» Extracted text
━━━━━━
Posted by regularassmilk (1431 posts) -

I've spent a lot of time thinking that I wanted to be a writer of fiction. Ultimately, my body of work consists of the same autobiographical-fiction story I've re-wrote and attempted to write like fifteen times. I wrote a lot of pseudo-poetry in high school, too, but that's all garbage. I do think I have writing talent, and today I had a professor give me an A on my final despite not conforming to the rubric in really any way. He said their was something "unmistakably brilliant" in my writing, and I felt validated enough to write this blog post if nothing else.

As I got really back into games last year and this year, it dawned on me that maybe I wanted to go into games journalism. I wrote that off, though, until this past month. Mashable was looking for freelancers last week who were "knowledgable about gaming" so I sent along a few clips, and the three articles I wrote to send (a re-writing of a blog post about being a gamer dad/ gamer son, a piece on digital distribution, and a Rogue Legacy review) came with extreme ease. Chelsea Stark said she really enjoyed my personal essay! Hooray!

When I thought I wanted to write fictional stories, I would hear other writers say "Oh, god writing is just the greatest. I write and everything melts away, I just flow and flow and its meditation". I didn't feel this, and it was disheartening.

When I wrote about games (etc), that feeling came over me for the first time. It was all fairly natural, and I was really proud of the things I had said and the way I had said them. So, for the time being, the reality is this: I want to be a game journalist. I know that the written word is sort of dying if not just taking a backseat to video content across the industry, but I'm also totally alright with that. I love filming, editing, I love making videos. I love talking to people. I love the people in the industry.
━━━━━━
» Data excerpts
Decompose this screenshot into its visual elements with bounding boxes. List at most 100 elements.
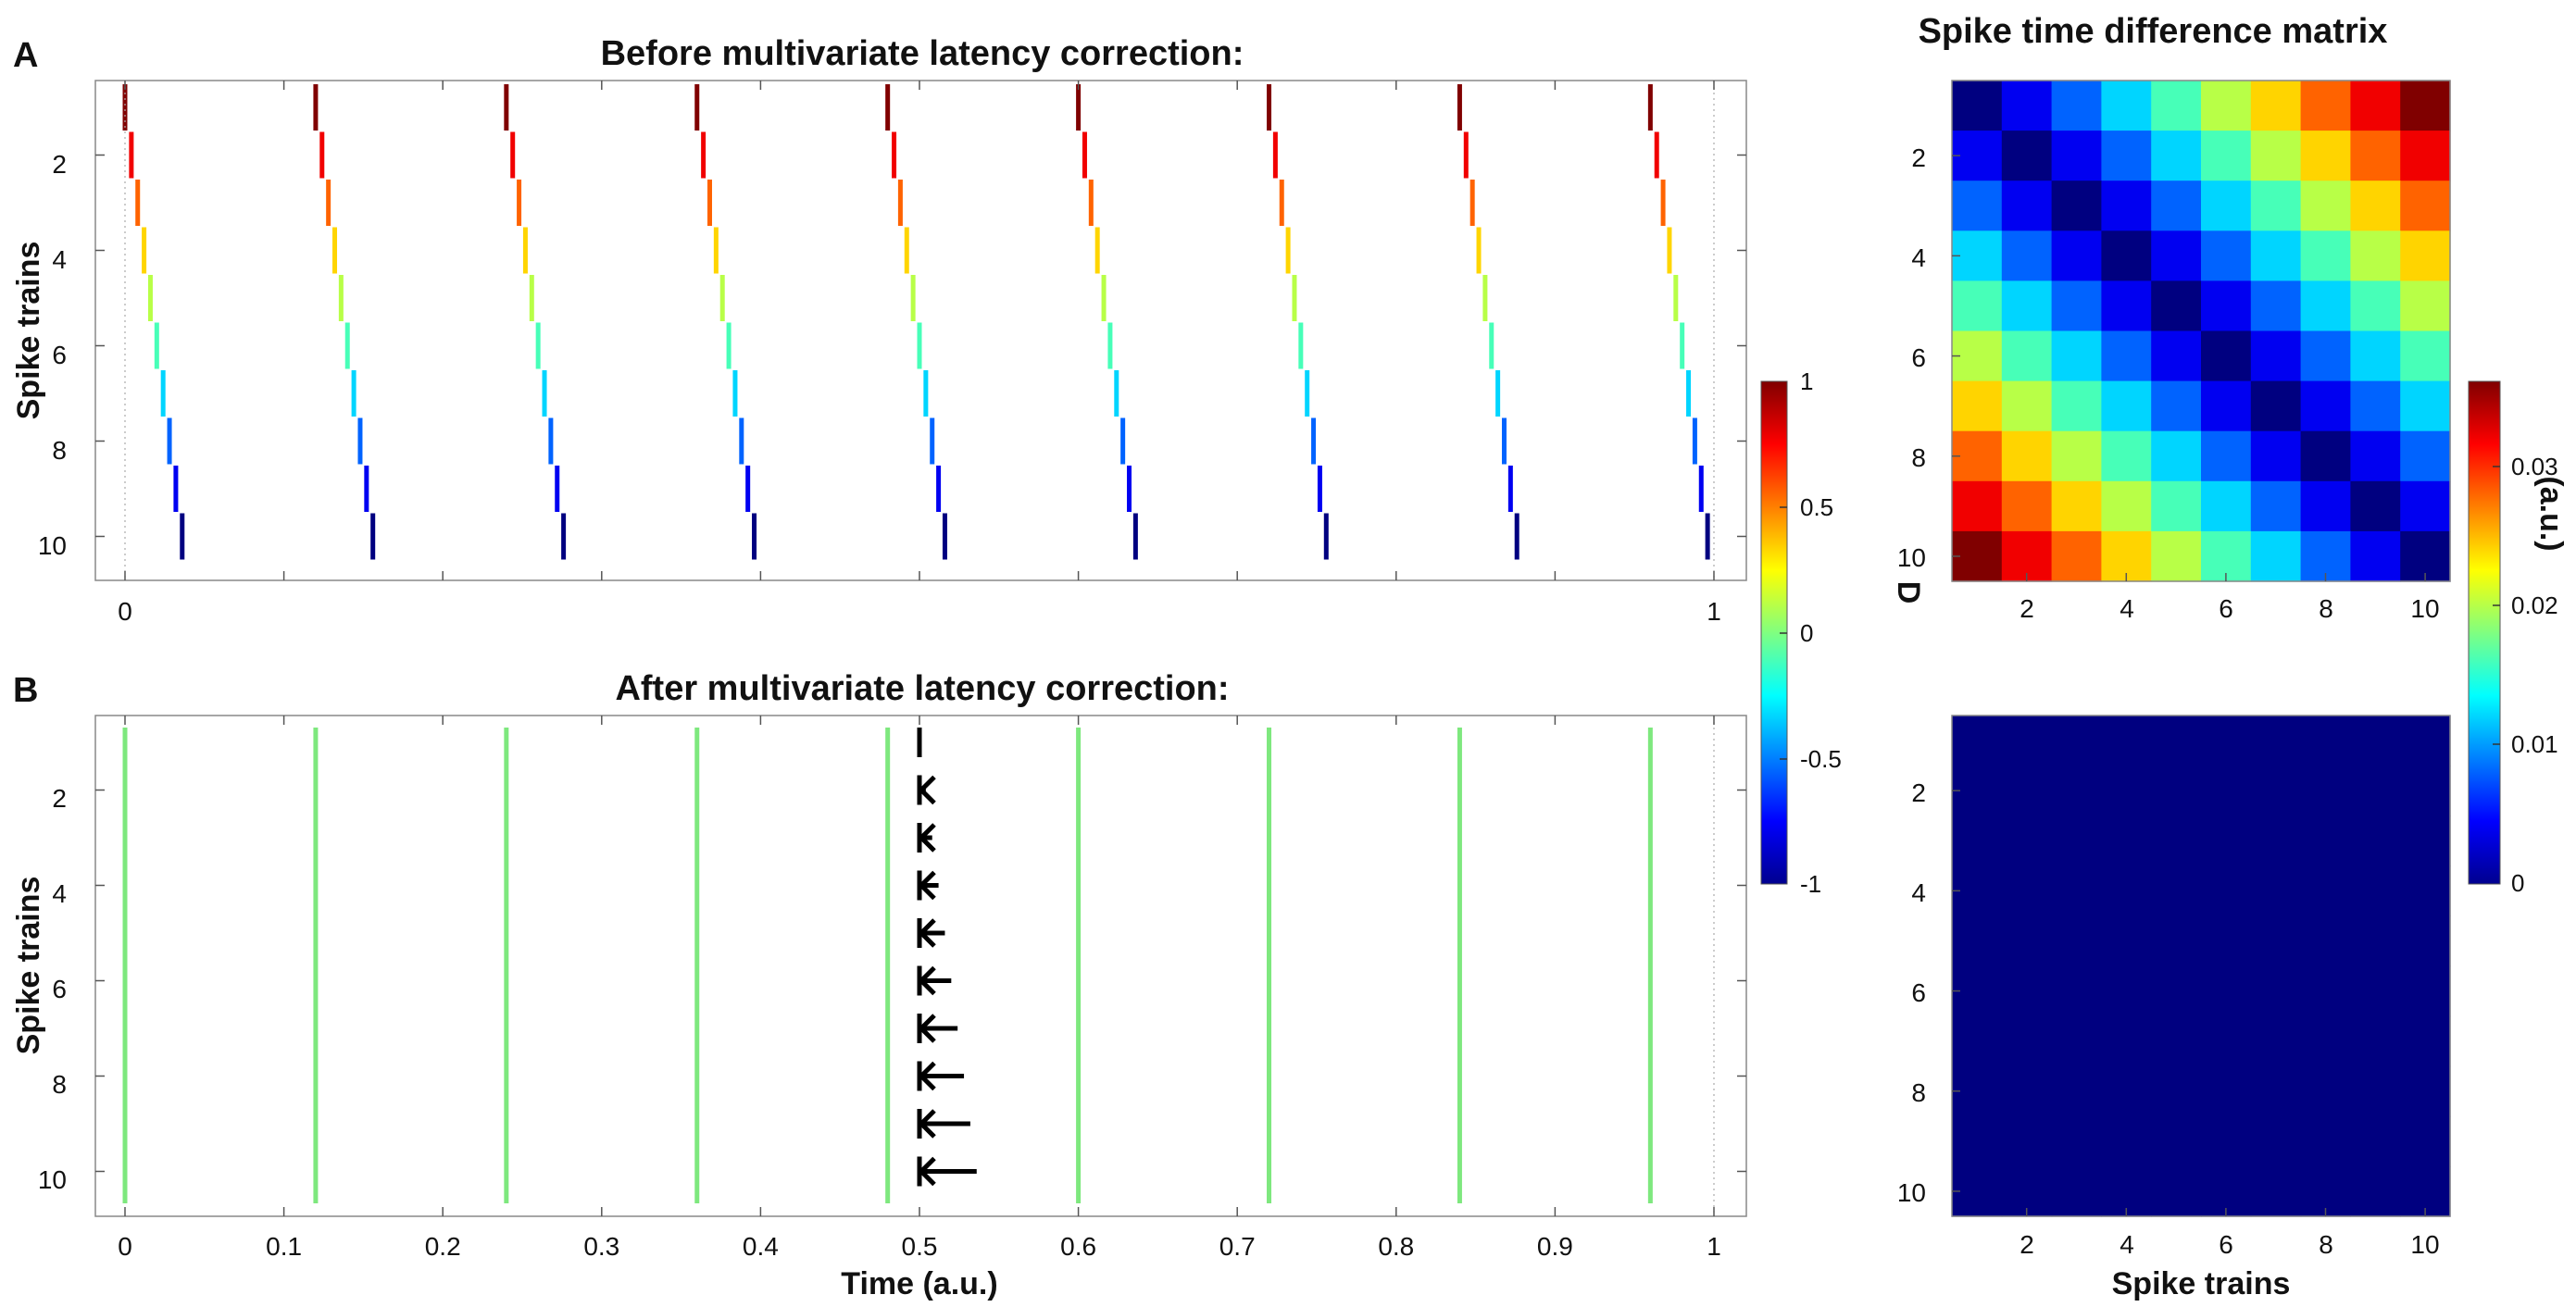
matrix-bottom-cell-5-5: [2151, 915, 2202, 967]
matrix-bottom-cell-9-1: [1952, 1115, 2003, 1167]
matrix-top-cell-9-9: [2350, 480, 2401, 532]
matrix-top-cell-5-9: [2350, 280, 2401, 332]
matrix-bottom-cell-1-4: [2101, 716, 2152, 766]
matrix-bottom-cell-9-2: [2001, 1115, 2053, 1167]
matrix-top-cell-3-7: [2250, 180, 2302, 231]
matrix-bottom-cell-7-4: [2101, 1015, 2152, 1067]
matrix-bottom-cell-8-10: [2400, 1065, 2451, 1117]
panel-a-label: A: [13, 36, 38, 75]
matrix-bottom-cell-6-4: [2101, 965, 2152, 1017]
matrix-top-cell-1-8: [2300, 81, 2351, 131]
matrix-bottom-cell-6-5: [2151, 965, 2202, 1017]
shift-arrow-4-head: [918, 870, 936, 901]
matrix-bottom-cell-3-7: [2250, 815, 2302, 866]
matrix-top-cell-4-4: [2101, 230, 2152, 281]
panel-b-ytick-4: 4: [52, 879, 67, 908]
panel-b-xlabel: Time (a.u.): [841, 1266, 997, 1301]
shift-arrow-2: [917, 775, 936, 805]
matrix-bottom-cells: [1952, 716, 2451, 1217]
matrix-bottom-cell-4-8: [2300, 865, 2351, 916]
matrix-bottom-cell-8-7: [2250, 1065, 2302, 1117]
matrix-top-cell-10-3: [2051, 530, 2102, 582]
matrix-top-cell-3-3: [2051, 180, 2102, 231]
matrix-bottom-cell-8-5: [2151, 1065, 2202, 1117]
shift-arrow-3-head: [918, 823, 936, 853]
matrix-bottom-cell-3-10: [2400, 815, 2451, 866]
matrix-top-cell-1-6: [2201, 81, 2252, 131]
matrix-top-cell-2-7: [2250, 131, 2302, 181]
matrix-bottom-cell-1-5: [2151, 716, 2202, 766]
matrix-bottom-cell-1-7: [2250, 716, 2302, 766]
matrix-bottom-cell-3-3: [2051, 815, 2102, 866]
matrix-top-cell-8-10: [2400, 430, 2451, 482]
matrix-top-cell-3-5: [2151, 180, 2202, 231]
matrix-bottom-cell-4-10: [2400, 865, 2451, 916]
matrix-bottom-cell-3-1: [1952, 815, 2003, 866]
matrix-top-cell-4-3: [2051, 230, 2102, 281]
matrix-top-cell-7-6: [2201, 380, 2252, 432]
matrix-top-cell-7-7: [2250, 380, 2302, 432]
matrix-top-cell-8-6: [2201, 430, 2252, 482]
matrix-bottom-cell-7-7: [2250, 1015, 2302, 1067]
matrix-top-cell-3-2: [2001, 180, 2053, 231]
matrix-bottom-xtick-8: 8: [2319, 1230, 2333, 1259]
matrix-top-cells: [1952, 81, 2451, 582]
matrix-bottom-cell-5-9: [2350, 915, 2401, 967]
matrix-bottom-cell-1-8: [2300, 716, 2351, 766]
matrix-top-cell-7-10: [2400, 380, 2451, 432]
matrix-top-ytick-4: 4: [1911, 243, 1926, 272]
matrix-bottom-cell-7-5: [2151, 1015, 2202, 1067]
panel-b-ytick-8: 8: [52, 1070, 67, 1099]
matrix-bottom-cell-4-9: [2350, 865, 2401, 916]
panel-a-ylabel: Spike trains: [11, 242, 46, 420]
shift-arrow-4: [917, 870, 939, 901]
panel-b-xtick-labels: 0 0.1 0.2 0.3 0.4 0.5 0.6 0.7 0.8 0.9 1: [118, 1232, 1721, 1261]
matrix-bottom-frame: [1951, 715, 2451, 1217]
matrix-bottom-xtick-10: 10: [2410, 1230, 2439, 1259]
matrix-top-cell-5-10: [2400, 280, 2451, 332]
matrix-bottom-cell-8-8: [2300, 1065, 2351, 1117]
matrix-bottom-cell-6-9: [2350, 965, 2401, 1017]
matrix-top-cell-4-10: [2400, 230, 2451, 281]
matrix-bottom-cell-2-9: [2350, 766, 2401, 816]
matrix-top-cell-8-3: [2051, 430, 2102, 482]
shift-arrow-6: [917, 965, 952, 996]
matrix-top-cell-6-4: [2101, 330, 2152, 382]
matrix-bottom-cell-4-7: [2250, 865, 2302, 916]
matrix-top-cell-8-5: [2151, 430, 2202, 482]
panel-b-ylabel: Spike trains: [11, 877, 46, 1055]
matrix-top-cell-6-2: [2001, 330, 2053, 382]
matrix-top-cell-10-5: [2151, 530, 2202, 582]
matrix-bottom-cell-3-4: [2101, 815, 2152, 866]
matrix-bottom-cell-10-1: [1952, 1165, 2003, 1217]
matrix-bottom-cell-9-10: [2400, 1115, 2451, 1167]
matrix-top-cell-4-6: [2201, 230, 2252, 281]
matrix-bottom-cell-1-9: [2350, 716, 2401, 766]
matrix-top-cell-7-4: [2101, 380, 2152, 432]
panel-b-title: After multivariate latency correction:: [615, 669, 1229, 708]
matrix-top-cell-2-8: [2300, 131, 2351, 181]
colorbar-matrix-tick-0.03: 0.03: [2511, 453, 2558, 480]
matrix-top-cell-9-4: [2101, 480, 2152, 532]
matrix-bottom-xtick-6: 6: [2219, 1230, 2233, 1259]
matrix-top-ticks: [1952, 155, 2426, 581]
matrix-top-cell-7-2: [2001, 380, 2053, 432]
matrix-top-cell-2-3: [2051, 131, 2102, 181]
matrix-bottom-cell-4-4: [2101, 865, 2152, 916]
matrix-bottom-cell-10-5: [2151, 1165, 2202, 1217]
matrix-bottom-cell-2-3: [2051, 766, 2102, 816]
shift-arrow-9-head: [918, 1109, 936, 1139]
matrix-top-cell-1-7: [2250, 81, 2302, 131]
matrix-top-cell-2-10: [2400, 131, 2451, 181]
panel-a-ytick-6: 6: [52, 341, 67, 369]
matrix-bottom-cell-2-5: [2151, 766, 2202, 816]
matrix-bottom-cell-6-10: [2400, 965, 2451, 1017]
panel-b-xtick-2: 0.2: [425, 1232, 461, 1261]
panel-b-ticks: [95, 716, 1746, 1216]
panel-b-raster: [122, 716, 1715, 1215]
matrix-top-ytick-8: 8: [1911, 443, 1926, 472]
matrix-bottom-cell-2-7: [2250, 766, 2302, 816]
matrix-bottom-cell-5-6: [2201, 915, 2252, 967]
matrix-top-cell-2-5: [2151, 131, 2202, 181]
━━━━━━
» Exercise tasks
**a)** In the blog post, what three pieces did the writer send to Mashable?
**b)** Reproduce the blog post word for word, from "I've spent a" down to "if nothing else.".

» Completed exercise
**a)** A re-writing of a blog post about being a gamer dad/gamer son, a piece on digital distribution, and a Rogue Legacy review.

**b)**
I've spent a lot of time thinking that I wanted to be a writer of fiction. Ultimately, my body of work consists of the same autobiographical-fiction story I've re-wrote and attempted to write like fifteen times. I wrote a lot of pseudo-poetry in high school, too, but that's all garbage. I do think I have writing talent, and today I had a professor give me an A on my final despite not conforming to the rubric in really any way. He said their was something "unmistakably brilliant" in my writing, and I felt validated enough to write this blog post if nothing else.